◆ GIVEN PROBLEM
All of the data should be repeated exactly; pictures are not part of the copy.

◆ DATASET CONTENT
(begin)

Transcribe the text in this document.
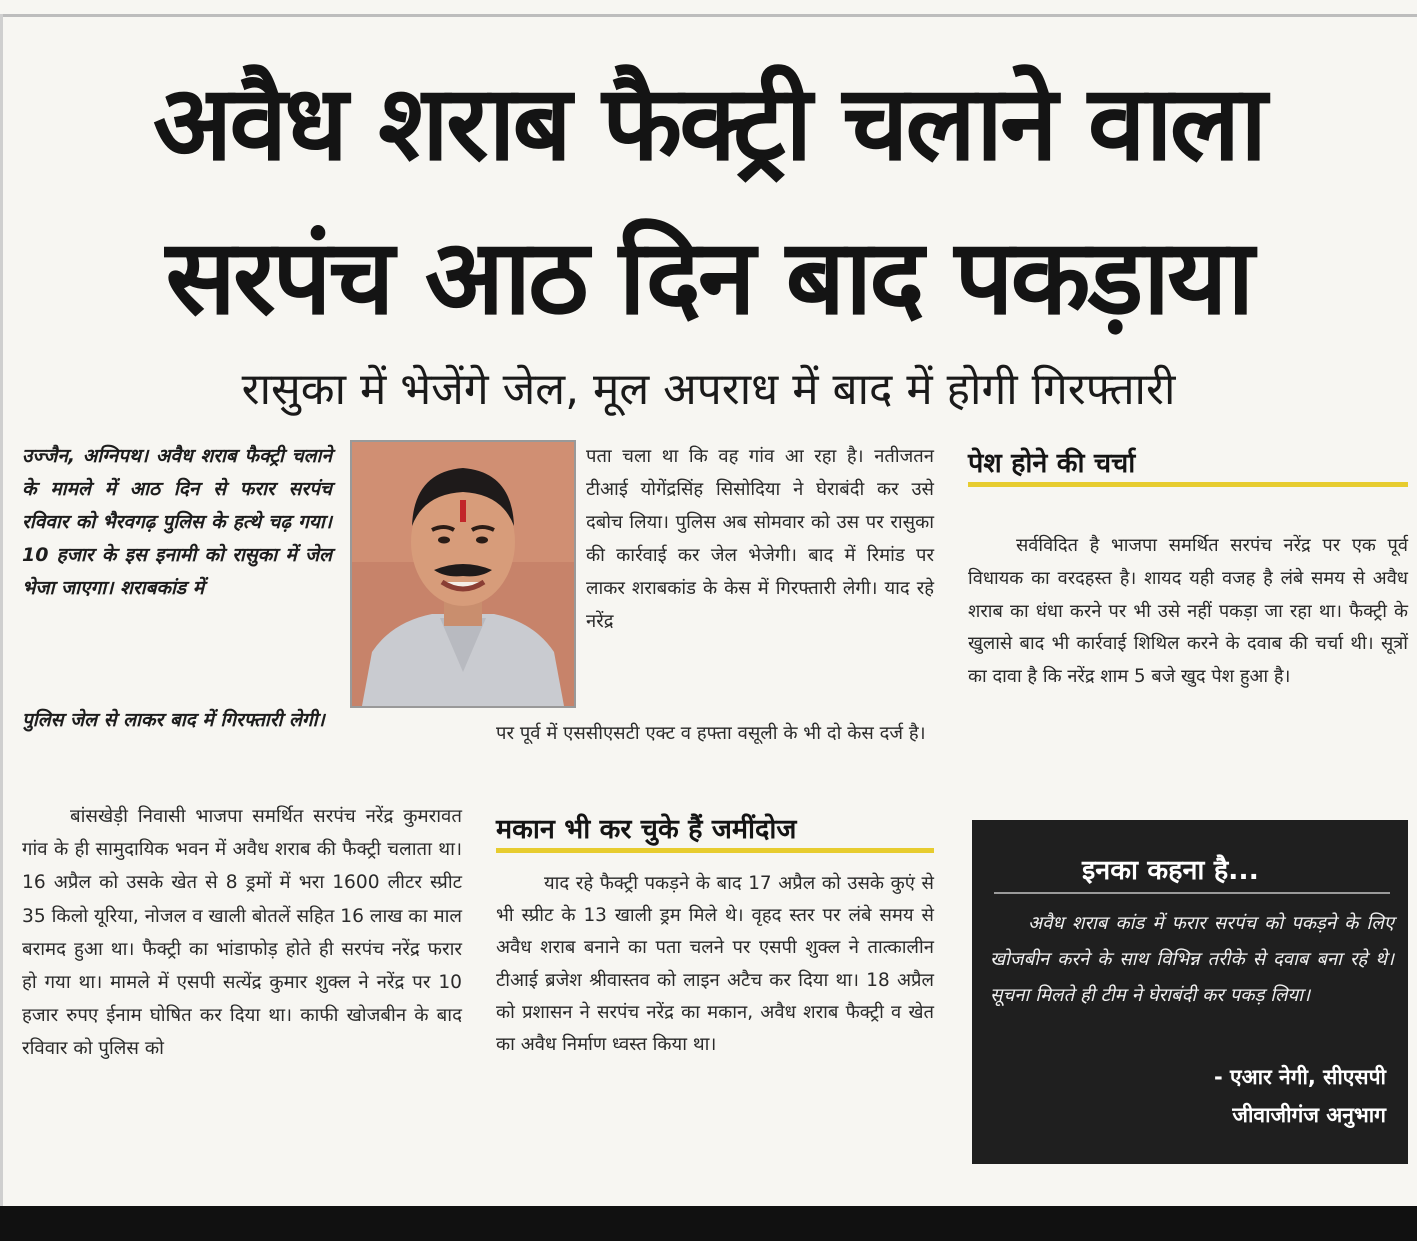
अवैध शराब फैक्ट्री चलाने वाला
सरपंच आठ दिन बाद पकड़ाया
रासुका में भेजेंगे जेल, मूल अपराध में बाद में होगी गिरफ्तारी
उज्जैन, अग्निपथ। अवैध शराब फैक्ट्री चलाने के मामले में आठ दिन से फरार सरपंच रविवार को भैरवगढ़ पुलिस के हत्थे चढ़ गया। 10 हजार के इस इनामी को रासुका में जेल भेजा जाएगा। शराबकांड में
पुलिस जेल से लाकर बाद में गिरफ्तारी लेगी।
बांसखेड़ी निवासी भाजपा समर्थित सरपंच नरेंद्र कुमरावत गांव के ही सामुदायिक भवन में अवैध शराब की फैक्ट्री चलाता था। 16 अप्रैल को उसके खेत से 8 ड्रमों में भरा 1600 लीटर स्प्रीट 35 किलो यूरिया, नोजल व खाली बोतलें सहित 16 लाख का माल बरामद हुआ था। फैक्ट्री का भांडाफोड़ होते ही सरपंच नरेंद्र फरार हो गया था। मामले में एसपी सत्येंद्र कुमार शुक्ल ने नरेंद्र पर 10 हजार रुपए ईनाम घोषित कर दिया था। काफी खोजबीन के बाद रविवार को पुलिस को
पता चला था कि वह गांव आ रहा है। नतीजतन टीआई योगेंद्रसिंह सिसोदिया ने घेराबंदी कर उसे दबोच लिया। पुलिस अब सोमवार को उस पर रासुका की कार्रवाई कर जेल भेजेगी। बाद में रिमांड पर लाकर शराबकांड के केस में गिरफ्तारी लेगी। याद रहे नरेंद्र
पर पूर्व में एससीएसटी एक्ट व हफ्ता वसूली के भी दो केस दर्ज है।
मकान भी कर चुके हैं जमींदोज
याद रहे फैक्ट्री पकड़ने के बाद 17 अप्रैल को उसके कुएं से भी स्प्रीट के 13 खाली ड्रम मिले थे। वृहद स्तर पर लंबे समय से अवैध शराब बनाने का पता चलने पर एसपी शुक्ल ने तात्कालीन टीआई ब्रजेश श्रीवास्तव को लाइन अटैच कर दिया था। 18 अप्रैल को प्रशासन ने सरपंच नरेंद्र का मकान, अवैध शराब फैक्ट्री व खेत का अवैध निर्माण ध्वस्त किया था।
पेश होने की चर्चा
सर्वविदित है भाजपा समर्थित सरपंच नरेंद्र पर एक पूर्व विधायक का वरदहस्त है। शायद यही वजह है लंबे समय से अवैध शराब का धंधा करने पर भी उसे नहीं पकड़ा जा रहा था। फैक्ट्री के खुलासे बाद भी कार्रवाई शिथिल करने के दवाब की चर्चा थी। सूत्रों का दावा है कि नरेंद्र शाम 5 बजे खुद पेश हुआ है।
इनका कहना है...
अवैध शराब कांड में फरार सरपंच को पकड़ने के लिए खोजबीन करने के साथ विभिन्न तरीके से दवाब बना रहे थे। सूचना मिलते ही टीम ने घेराबंदी कर पकड़ लिया।
- एआर नेगी, सीएसपी
जीवाजीगंज अनुभाग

(end)

◆ TASK SOLUTION
Transcribe the text in this document.
अवैध शराब फैक्ट्री चलाने वाला
सरपंच आठ दिन बाद पकड़ाया
रासुका में भेजेंगे जेल, मूल अपराध में बाद में होगी गिरफ्तारी
उज्जैन, अग्निपथ। अवैध शराब फैक्ट्री चलाने के मामले में आठ दिन से फरार सरपंच रविवार को भैरवगढ़ पुलिस के हत्थे चढ़ गया। 10 हजार के इस इनामी को रासुका में जेल भेजा जाएगा। शराबकांड में
पुलिस जेल से लाकर बाद में गिरफ्तारी लेगी।
बांसखेड़ी निवासी भाजपा समर्थित सरपंच नरेंद्र कुमरावत गांव के ही सामुदायिक भवन में अवैध शराब की फैक्ट्री चलाता था। 16 अप्रैल को उसके खेत से 8 ड्रमों में भरा 1600 लीटर स्प्रीट 35 किलो यूरिया, नोजल व खाली बोतलें सहित 16 लाख का माल बरामद हुआ था। फैक्ट्री का भांडाफोड़ होते ही सरपंच नरेंद्र फरार हो गया था। मामले में एसपी सत्येंद्र कुमार शुक्ल ने नरेंद्र पर 10 हजार रुपए ईनाम घोषित कर दिया था। काफी खोजबीन के बाद रविवार को पुलिस को
पता चला था कि वह गांव आ रहा है। नतीजतन टीआई योगेंद्रसिंह सिसोदिया ने घेराबंदी कर उसे दबोच लिया। पुलिस अब सोमवार को उस पर रासुका की कार्रवाई कर जेल भेजेगी। बाद में रिमांड पर लाकर शराबकांड के केस में गिरफ्तारी लेगी। याद रहे नरेंद्र
पर पूर्व में एससीएसटी एक्ट व हफ्ता वसूली के भी दो केस दर्ज है।
मकान भी कर चुके हैं जमींदोज
याद रहे फैक्ट्री पकड़ने के बाद 17 अप्रैल को उसके कुएं से भी स्प्रीट के 13 खाली ड्रम मिले थे। वृहद स्तर पर लंबे समय से अवैध शराब बनाने का पता चलने पर एसपी शुक्ल ने तात्कालीन टीआई ब्रजेश श्रीवास्तव को लाइन अटैच कर दिया था। 18 अप्रैल को प्रशासन ने सरपंच नरेंद्र का मकान, अवैध शराब फैक्ट्री व खेत का अवैध निर्माण ध्वस्त किया था।
पेश होने की चर्चा
सर्वविदित है भाजपा समर्थित सरपंच नरेंद्र पर एक पूर्व विधायक का वरदहस्त है। शायद यही वजह है लंबे समय से अवैध शराब का धंधा करने पर भी उसे नहीं पकड़ा जा रहा था। फैक्ट्री के खुलासे बाद भी कार्रवाई शिथिल करने के दवाब की चर्चा थी। सूत्रों का दावा है कि नरेंद्र शाम 5 बजे खुद पेश हुआ है।
इनका कहना है...
अवैध शराब कांड में फरार सरपंच को पकड़ने के लिए खोजबीन करने के साथ विभिन्न तरीके से दवाब बना रहे थे। सूचना मिलते ही टीम ने घेराबंदी कर पकड़ लिया।
- एआर नेगी, सीएसपी
जीवाजीगंज अनुभाग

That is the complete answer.